» **EXTRACTED DATA**
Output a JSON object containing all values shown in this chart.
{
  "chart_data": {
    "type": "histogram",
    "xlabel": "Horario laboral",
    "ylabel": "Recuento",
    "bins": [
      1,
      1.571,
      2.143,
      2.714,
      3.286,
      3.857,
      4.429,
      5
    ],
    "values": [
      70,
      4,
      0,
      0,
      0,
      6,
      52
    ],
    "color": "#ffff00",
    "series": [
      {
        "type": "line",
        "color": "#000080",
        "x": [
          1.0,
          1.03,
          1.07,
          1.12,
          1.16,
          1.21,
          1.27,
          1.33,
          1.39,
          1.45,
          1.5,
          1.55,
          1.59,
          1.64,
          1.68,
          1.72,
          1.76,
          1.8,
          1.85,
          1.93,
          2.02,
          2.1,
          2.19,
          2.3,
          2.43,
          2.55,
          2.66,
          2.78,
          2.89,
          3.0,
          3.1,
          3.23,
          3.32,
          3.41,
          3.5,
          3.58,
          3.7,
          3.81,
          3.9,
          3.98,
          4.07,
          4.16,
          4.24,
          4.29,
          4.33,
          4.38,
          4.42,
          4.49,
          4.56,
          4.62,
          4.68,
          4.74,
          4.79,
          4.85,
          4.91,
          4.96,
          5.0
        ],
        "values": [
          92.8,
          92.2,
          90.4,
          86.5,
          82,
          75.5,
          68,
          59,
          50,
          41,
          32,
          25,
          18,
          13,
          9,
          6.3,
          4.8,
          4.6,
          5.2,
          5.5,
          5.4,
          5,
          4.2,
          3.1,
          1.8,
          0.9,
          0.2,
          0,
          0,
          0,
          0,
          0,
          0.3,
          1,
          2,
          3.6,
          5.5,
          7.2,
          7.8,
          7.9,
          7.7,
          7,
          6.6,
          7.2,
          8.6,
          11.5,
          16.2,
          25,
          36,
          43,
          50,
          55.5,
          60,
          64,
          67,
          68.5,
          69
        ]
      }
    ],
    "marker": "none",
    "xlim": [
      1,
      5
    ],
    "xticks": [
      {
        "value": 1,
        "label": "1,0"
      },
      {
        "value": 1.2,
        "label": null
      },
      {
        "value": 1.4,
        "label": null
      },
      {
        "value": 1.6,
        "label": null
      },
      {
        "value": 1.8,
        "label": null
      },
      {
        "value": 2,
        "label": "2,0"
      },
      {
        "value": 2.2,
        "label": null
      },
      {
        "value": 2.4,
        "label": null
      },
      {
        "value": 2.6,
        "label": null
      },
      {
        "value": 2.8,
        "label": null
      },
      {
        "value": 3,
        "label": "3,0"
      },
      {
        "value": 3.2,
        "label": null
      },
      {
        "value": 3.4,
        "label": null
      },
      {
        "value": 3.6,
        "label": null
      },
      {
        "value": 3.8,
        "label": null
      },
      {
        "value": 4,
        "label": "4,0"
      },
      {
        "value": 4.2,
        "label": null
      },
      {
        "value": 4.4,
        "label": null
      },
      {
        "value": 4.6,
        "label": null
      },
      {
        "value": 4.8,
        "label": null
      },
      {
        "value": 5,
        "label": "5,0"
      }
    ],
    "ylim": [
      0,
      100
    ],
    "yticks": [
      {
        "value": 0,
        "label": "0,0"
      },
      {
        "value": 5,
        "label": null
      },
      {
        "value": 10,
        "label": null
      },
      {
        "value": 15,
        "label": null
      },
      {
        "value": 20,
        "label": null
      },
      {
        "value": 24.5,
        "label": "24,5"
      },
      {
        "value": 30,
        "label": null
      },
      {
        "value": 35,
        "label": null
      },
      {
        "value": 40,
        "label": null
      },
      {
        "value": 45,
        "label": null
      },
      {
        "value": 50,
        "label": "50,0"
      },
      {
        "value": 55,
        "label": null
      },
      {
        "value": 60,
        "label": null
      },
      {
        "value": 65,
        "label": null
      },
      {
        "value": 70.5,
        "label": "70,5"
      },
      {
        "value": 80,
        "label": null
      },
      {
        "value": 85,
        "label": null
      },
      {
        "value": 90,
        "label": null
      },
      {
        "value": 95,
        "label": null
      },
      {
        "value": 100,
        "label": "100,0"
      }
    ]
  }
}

» **EXERCISE PROMPT**
Extract the listing in its entirety, matching it exactly.

» **REPLY**
Output a JSON object containing all values shown in this chart.
{
  "chart_data": {
    "type": "histogram",
    "xlabel": "Horario laboral",
    "ylabel": "Recuento",
    "bins": [
      1,
      1.571,
      2.143,
      2.714,
      3.286,
      3.857,
      4.429,
      5
    ],
    "values": [
      70,
      4,
      0,
      0,
      0,
      6,
      52
    ],
    "color": "#ffff00",
    "series": [
      {
        "type": "line",
        "color": "#000080",
        "x": [
          1.0,
          1.03,
          1.07,
          1.12,
          1.16,
          1.21,
          1.27,
          1.33,
          1.39,
          1.45,
          1.5,
          1.55,
          1.59,
          1.64,
          1.68,
          1.72,
          1.76,
          1.8,
          1.85,
          1.93,
          2.02,
          2.1,
          2.19,
          2.3,
          2.43,
          2.55,
          2.66,
          2.78,
          2.89,
          3.0,
          3.1,
          3.23,
          3.32,
          3.41,
          3.5,
          3.58,
          3.7,
          3.81,
          3.9,
          3.98,
          4.07,
          4.16,
          4.24,
          4.29,
          4.33,
          4.38,
          4.42,
          4.49,
          4.56,
          4.62,
          4.68,
          4.74,
          4.79,
          4.85,
          4.91,
          4.96,
          5.0
        ],
        "values": [
          92.8,
          92.2,
          90.4,
          86.5,
          82,
          75.5,
          68,
          59,
          50,
          41,
          32,
          25,
          18,
          13,
          9,
          6.3,
          4.8,
          4.6,
          5.2,
          5.5,
          5.4,
          5,
          4.2,
          3.1,
          1.8,
          0.9,
          0.2,
          0,
          0,
          0,
          0,
          0,
          0.3,
          1,
          2,
          3.6,
          5.5,
          7.2,
          7.8,
          7.9,
          7.7,
          7,
          6.6,
          7.2,
          8.6,
          11.5,
          16.2,
          25,
          36,
          43,
          50,
          55.5,
          60,
          64,
          67,
          68.5,
          69
        ]
      }
    ],
    "marker": "none",
    "xlim": [
      1,
      5
    ],
    "xticks": [
      {
        "value": 1,
        "label": "1,0"
      },
      {
        "value": 1.2,
        "label": null
      },
      {
        "value": 1.4,
        "label": null
      },
      {
        "value": 1.6,
        "label": null
      },
      {
        "value": 1.8,
        "label": null
      },
      {
        "value": 2,
        "label": "2,0"
      },
      {
        "value": 2.2,
        "label": null
      },
      {
        "value": 2.4,
        "label": null
      },
      {
        "value": 2.6,
        "label": null
      },
      {
        "value": 2.8,
        "label": null
      },
      {
        "value": 3,
        "label": "3,0"
      },
      {
        "value": 3.2,
        "label": null
      },
      {
        "value": 3.4,
        "label": null
      },
      {
        "value": 3.6,
        "label": null
      },
      {
        "value": 3.8,
        "label": null
      },
      {
        "value": 4,
        "label": "4,0"
      },
      {
        "value": 4.2,
        "label": null
      },
      {
        "value": 4.4,
        "label": null
      },
      {
        "value": 4.6,
        "label": null
      },
      {
        "value": 4.8,
        "label": null
      },
      {
        "value": 5,
        "label": "5,0"
      }
    ],
    "ylim": [
      0,
      100
    ],
    "yticks": [
      {
        "value": 0,
        "label": "0,0"
      },
      {
        "value": 5,
        "label": null
      },
      {
        "value": 10,
        "label": null
      },
      {
        "value": 15,
        "label": null
      },
      {
        "value": 20,
        "label": null
      },
      {
        "value": 24.5,
        "label": "24,5"
      },
      {
        "value": 30,
        "label": null
      },
      {
        "value": 35,
        "label": null
      },
      {
        "value": 40,
        "label": null
      },
      {
        "value": 45,
        "label": null
      },
      {
        "value": 50,
        "label": "50,0"
      },
      {
        "value": 55,
        "label": null
      },
      {
        "value": 60,
        "label": null
      },
      {
        "value": 65,
        "label": null
      },
      {
        "value": 70.5,
        "label": "70,5"
      },
      {
        "value": 80,
        "label": null
      },
      {
        "value": 85,
        "label": null
      },
      {
        "value": 90,
        "label": null
      },
      {
        "value": 95,
        "label": null
      },
      {
        "value": 100,
        "label": "100,0"
      }
    ]
  }
}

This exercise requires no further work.